(Recorded data)
-- BEGIN --

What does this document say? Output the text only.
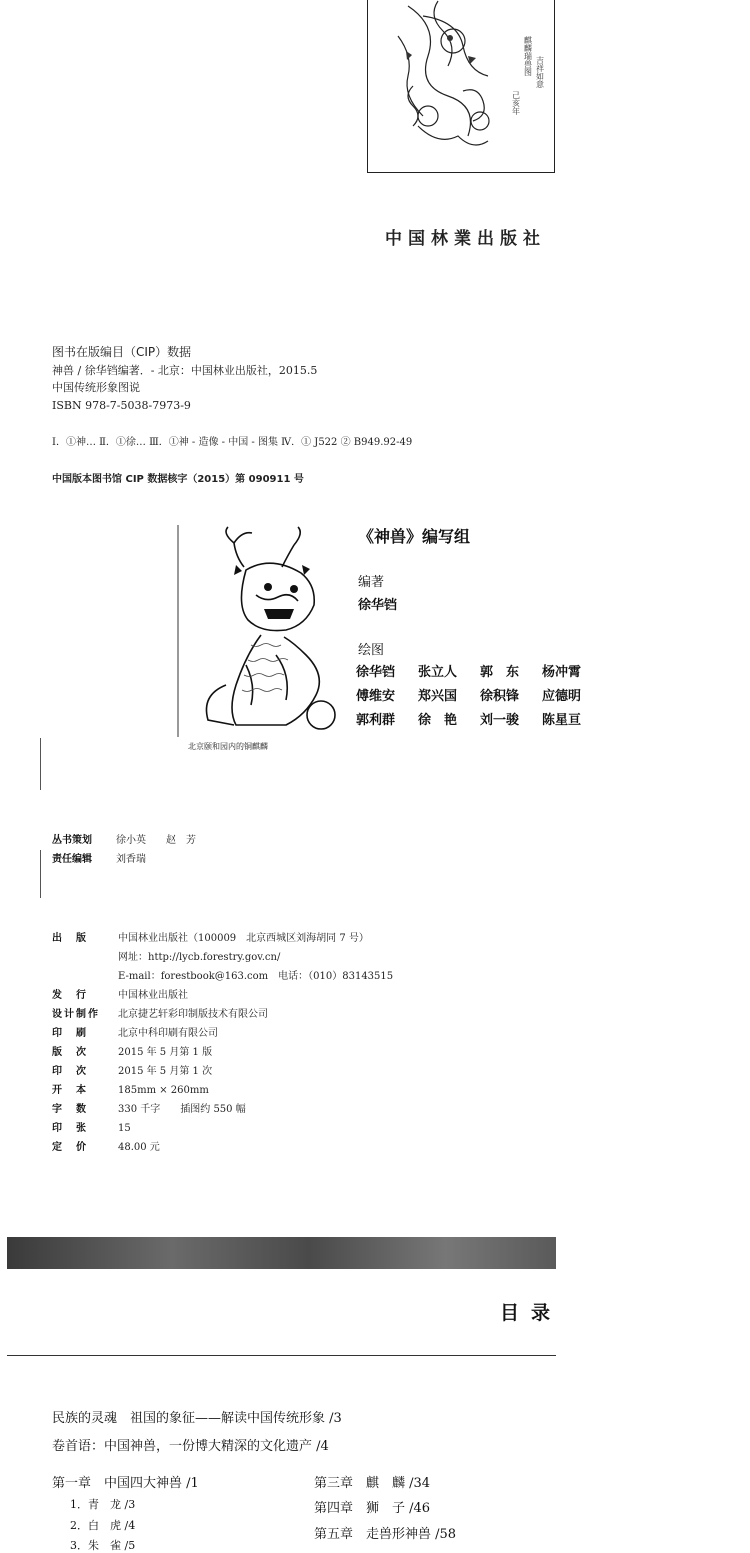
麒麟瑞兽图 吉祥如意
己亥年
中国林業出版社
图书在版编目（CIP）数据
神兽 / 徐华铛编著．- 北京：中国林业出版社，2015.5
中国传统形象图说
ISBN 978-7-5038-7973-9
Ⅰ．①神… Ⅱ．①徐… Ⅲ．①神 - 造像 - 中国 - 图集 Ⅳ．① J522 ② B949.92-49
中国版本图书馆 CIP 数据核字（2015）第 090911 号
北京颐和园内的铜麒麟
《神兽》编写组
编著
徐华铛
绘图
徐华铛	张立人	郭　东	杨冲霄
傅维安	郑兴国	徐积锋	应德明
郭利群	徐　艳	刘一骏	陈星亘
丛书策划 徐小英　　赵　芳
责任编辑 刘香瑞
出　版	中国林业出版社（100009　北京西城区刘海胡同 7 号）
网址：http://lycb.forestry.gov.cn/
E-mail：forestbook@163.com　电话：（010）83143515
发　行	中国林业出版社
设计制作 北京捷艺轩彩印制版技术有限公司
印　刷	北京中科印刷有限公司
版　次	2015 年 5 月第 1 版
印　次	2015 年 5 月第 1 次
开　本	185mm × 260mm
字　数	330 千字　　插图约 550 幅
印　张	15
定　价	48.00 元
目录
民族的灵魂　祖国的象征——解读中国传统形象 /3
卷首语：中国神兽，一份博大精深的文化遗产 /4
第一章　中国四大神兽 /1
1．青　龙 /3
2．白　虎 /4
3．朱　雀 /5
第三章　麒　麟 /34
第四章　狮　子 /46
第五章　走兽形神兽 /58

-- END --

**WORK REQUIRED:**
Repeat all of the data above word for word, minus the pictures.

**ANSWER TO THIS PROBLEM:**
What does this document say? Output the text only.
麒麟瑞兽图 吉祥如意
己亥年
中国林業出版社
图书在版编目（CIP）数据
神兽 / 徐华铛编著．- 北京：中国林业出版社，2015.5
中国传统形象图说
ISBN 978-7-5038-7973-9
Ⅰ．①神… Ⅱ．①徐… Ⅲ．①神 - 造像 - 中国 - 图集 Ⅳ．① J522 ② B949.92-49
中国版本图书馆 CIP 数据核字（2015）第 090911 号
北京颐和园内的铜麒麟
《神兽》编写组
编著
徐华铛
绘图
徐华铛	张立人	郭　东	杨冲霄
傅维安	郑兴国	徐积锋	应德明
郭利群	徐　艳	刘一骏	陈星亘
丛书策划 徐小英　　赵　芳
责任编辑 刘香瑞
出　版	中国林业出版社（100009　北京西城区刘海胡同 7 号）
网址：http://lycb.forestry.gov.cn/
E-mail：forestbook@163.com　电话：（010）83143515
发　行	中国林业出版社
设计制作 北京捷艺轩彩印制版技术有限公司
印　刷	北京中科印刷有限公司
版　次	2015 年 5 月第 1 版
印　次	2015 年 5 月第 1 次
开　本	185mm × 260mm
字　数	330 千字　　插图约 550 幅
印　张	15
定　价	48.00 元
目录
民族的灵魂　祖国的象征——解读中国传统形象 /3
卷首语：中国神兽，一份博大精深的文化遗产 /4
第一章　中国四大神兽 /1
1．青　龙 /3
2．白　虎 /4
3．朱　雀 /5
第三章　麒　麟 /34
第四章　狮　子 /46
第五章　走兽形神兽 /58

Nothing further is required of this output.